> **Request**: Output all the data exactly. Pictures do not belong in the copy.

> **Information provided**:
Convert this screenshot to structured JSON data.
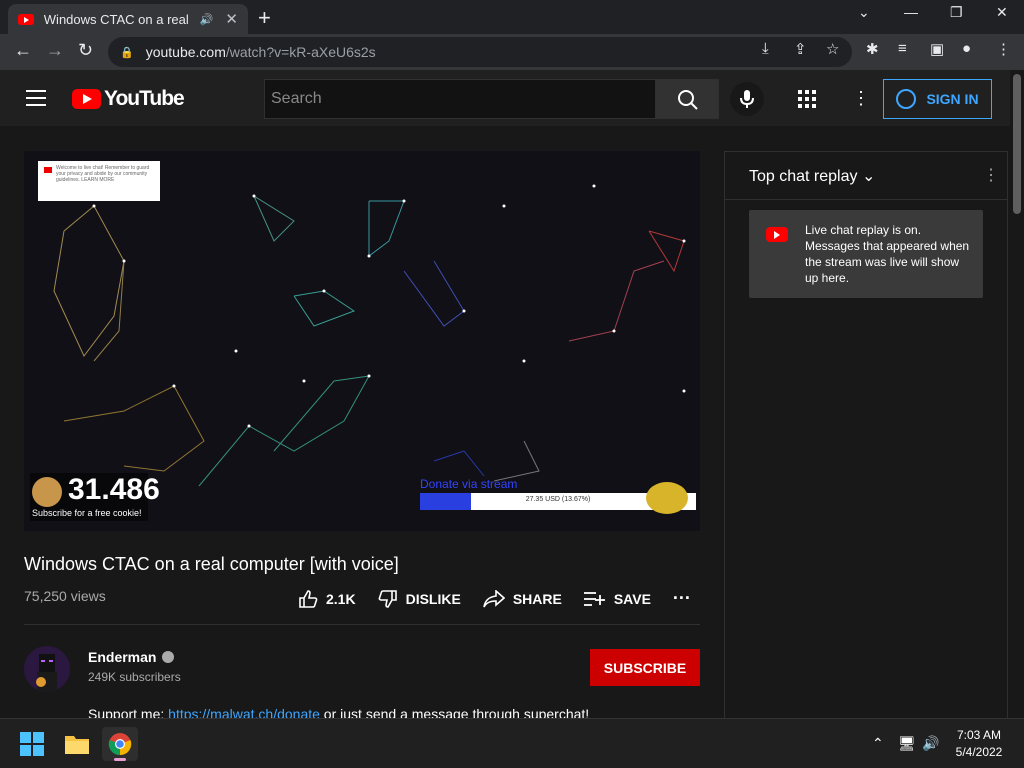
{
  "browser": {
    "tab_title": "Windows CTAC on a real computer [with voice]",
    "url_host": "youtube.com",
    "url_path": "/watch?v=kR-aXeU6s2s"
  },
  "header": {
    "logo_text": "YouTube",
    "search_placeholder": "Search",
    "signin_label": "SIGN IN"
  },
  "video": {
    "overlay_notice": "Welcome to live chat! Remember to guard your privacy and abide by our community guidelines. LEARN MORE",
    "cookie_count": "31.486",
    "cookie_sub": "Subscribe for a free cookie!",
    "donate_label": "Donate via stream",
    "progress_label": "27.35 USD (13.67%)",
    "progress_fraction": 0.1367,
    "title": "Windows CTAC on a real computer [with voice]",
    "views": "75,250 views",
    "like_count": "2.1K",
    "dislike_label": "DISLIKE",
    "share_label": "SHARE",
    "save_label": "SAVE"
  },
  "channel": {
    "name": "Enderman",
    "subscribers": "249K subscribers",
    "subscribe_label": "SUBSCRIBE",
    "desc_prefix": "Support me: ",
    "desc_link": "https://malwat.ch/donate",
    "desc_suffix": " or just send a message through superchat!"
  },
  "chat": {
    "header": "Top chat replay",
    "banner": "Live chat replay is on. Messages that appeared when the stream was live will show up here."
  },
  "taskbar": {
    "time": "7:03 AM",
    "date": "5/4/2022"
  }
}
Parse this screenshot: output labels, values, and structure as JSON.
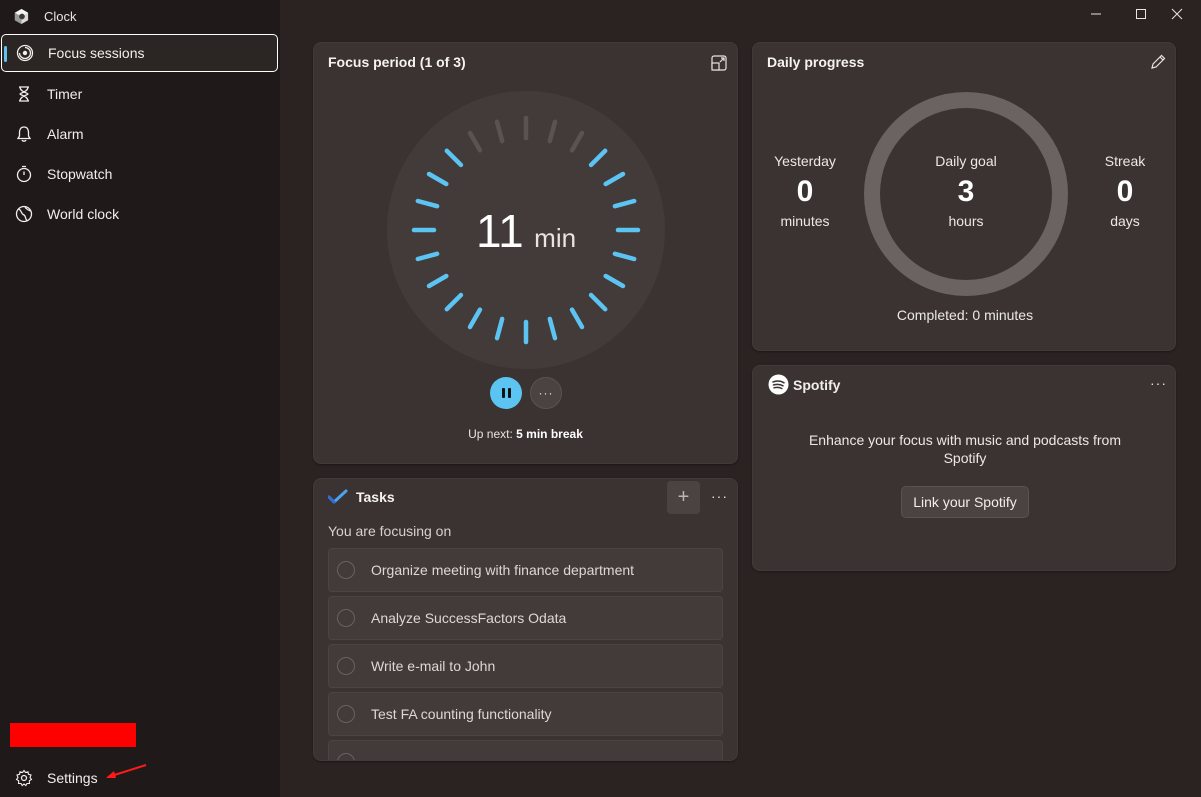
{
  "app": {
    "title": "Clock"
  },
  "sidebar": {
    "items": [
      {
        "label": "Focus sessions",
        "icon": "focus-icon",
        "active": true
      },
      {
        "label": "Timer",
        "icon": "hourglass-icon"
      },
      {
        "label": "Alarm",
        "icon": "bell-icon"
      },
      {
        "label": "Stopwatch",
        "icon": "stopwatch-icon"
      },
      {
        "label": "World clock",
        "icon": "globe-icon"
      }
    ],
    "settings_label": "Settings"
  },
  "focus": {
    "title": "Focus period (1 of 3)",
    "minutes": "11",
    "unit": "min",
    "upnext_prefix": "Up next:",
    "upnext_value": "5 min break",
    "more": "···"
  },
  "daily": {
    "title": "Daily progress",
    "yesterday": {
      "label": "Yesterday",
      "value": "0",
      "unit": "minutes"
    },
    "goal": {
      "label": "Daily goal",
      "value": "3",
      "unit": "hours"
    },
    "streak": {
      "label": "Streak",
      "value": "0",
      "unit": "days"
    },
    "completed": "Completed: 0 minutes"
  },
  "spotify": {
    "name": "Spotify",
    "message": "Enhance your focus with music and podcasts from Spotify",
    "link_label": "Link your Spotify",
    "more": "···"
  },
  "tasks": {
    "title": "Tasks",
    "add": "+",
    "more": "···",
    "subtitle": "You are focusing on",
    "items": [
      "Organize meeting with finance department",
      "Analyze SuccessFactors Odata",
      "Write e-mail to John",
      "Test FA counting functionality"
    ]
  },
  "colors": {
    "accent": "#5cc4f3",
    "card": "#3a3331",
    "redaction": "#ff0000"
  }
}
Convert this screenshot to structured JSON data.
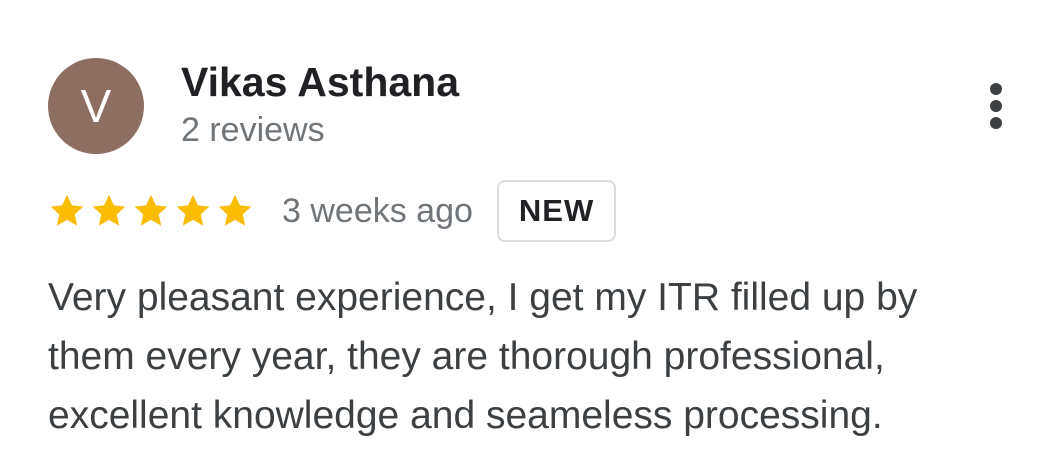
{
  "review": {
    "avatar": {
      "letter": "V",
      "color": "#8d6e63"
    },
    "reviewer_name": "Vikas Asthana",
    "review_count": "2 reviews",
    "menu_icon": "more-vertical-icon",
    "rating": {
      "stars": 5,
      "max_stars": 5,
      "star_color": "#fbbc04",
      "icon": "star-icon"
    },
    "date": "3 weeks ago",
    "badge": "NEW",
    "text": "Very pleasant experience, I get my ITR filled up by\nthem every year, they are thorough professional,\nexcellent knowledge and seameless processing."
  }
}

> **Answer for this exercise**:
Convert this screenshot to structured JSON data.
{
  "browser": {
    "tab_title": "Windows CTAC on a real computer [with voice]",
    "url_host": "youtube.com",
    "url_path": "/watch?v=kR-aXeU6s2s"
  },
  "header": {
    "logo_text": "YouTube",
    "search_placeholder": "Search",
    "signin_label": "SIGN IN"
  },
  "video": {
    "overlay_notice": "Welcome to live chat! Remember to guard your privacy and abide by our community guidelines. LEARN MORE",
    "cookie_count": "31.486",
    "cookie_sub": "Subscribe for a free cookie!",
    "donate_label": "Donate via stream",
    "progress_label": "27.35 USD (13.67%)",
    "progress_fraction": 0.1367,
    "title": "Windows CTAC on a real computer [with voice]",
    "views": "75,250 views",
    "like_count": "2.1K",
    "dislike_label": "DISLIKE",
    "share_label": "SHARE",
    "save_label": "SAVE"
  },
  "channel": {
    "name": "Enderman",
    "subscribers": "249K subscribers",
    "subscribe_label": "SUBSCRIBE",
    "desc_prefix": "Support me: ",
    "desc_link": "https://malwat.ch/donate",
    "desc_suffix": " or just send a message through superchat!"
  },
  "chat": {
    "header": "Top chat replay",
    "banner": "Live chat replay is on. Messages that appeared when the stream was live will show up here."
  },
  "taskbar": {
    "time": "7:03 AM",
    "date": "5/4/2022"
  }
}
Parse this screenshot: output labels, values, and structure as JSON.
{
  "app": {
    "title": "Clock"
  },
  "sidebar": {
    "items": [
      {
        "label": "Focus sessions",
        "icon": "focus-icon",
        "active": true
      },
      {
        "label": "Timer",
        "icon": "hourglass-icon"
      },
      {
        "label": "Alarm",
        "icon": "bell-icon"
      },
      {
        "label": "Stopwatch",
        "icon": "stopwatch-icon"
      },
      {
        "label": "World clock",
        "icon": "globe-icon"
      }
    ],
    "settings_label": "Settings"
  },
  "focus": {
    "title": "Focus period (1 of 3)",
    "minutes": "11",
    "unit": "min",
    "upnext_prefix": "Up next:",
    "upnext_value": "5 min break",
    "more": "···"
  },
  "daily": {
    "title": "Daily progress",
    "yesterday": {
      "label": "Yesterday",
      "value": "0",
      "unit": "minutes"
    },
    "goal": {
      "label": "Daily goal",
      "value": "3",
      "unit": "hours"
    },
    "streak": {
      "label": "Streak",
      "value": "0",
      "unit": "days"
    },
    "completed": "Completed: 0 minutes"
  },
  "spotify": {
    "name": "Spotify",
    "message": "Enhance your focus with music and podcasts from Spotify",
    "link_label": "Link your Spotify",
    "more": "···"
  },
  "tasks": {
    "title": "Tasks",
    "add": "+",
    "more": "···",
    "subtitle": "You are focusing on",
    "items": [
      "Organize meeting with finance department",
      "Analyze SuccessFactors Odata",
      "Write e-mail to John",
      "Test FA counting functionality"
    ]
  },
  "colors": {
    "accent": "#5cc4f3",
    "card": "#3a3331",
    "redaction": "#ff0000"
  }
}
Convert this screenshot to structured JSON data.
{
  "review": {
    "avatar": {
      "letter": "V",
      "color": "#8d6e63"
    },
    "reviewer_name": "Vikas Asthana",
    "review_count": "2 reviews",
    "menu_icon": "more-vertical-icon",
    "rating": {
      "stars": 5,
      "max_stars": 5,
      "star_color": "#fbbc04",
      "icon": "star-icon"
    },
    "date": "3 weeks ago",
    "badge": "NEW",
    "text": "Very pleasant experience, I get my ITR filled up by\nthem every year, they are thorough professional,\nexcellent knowledge and seameless processing."
  }
}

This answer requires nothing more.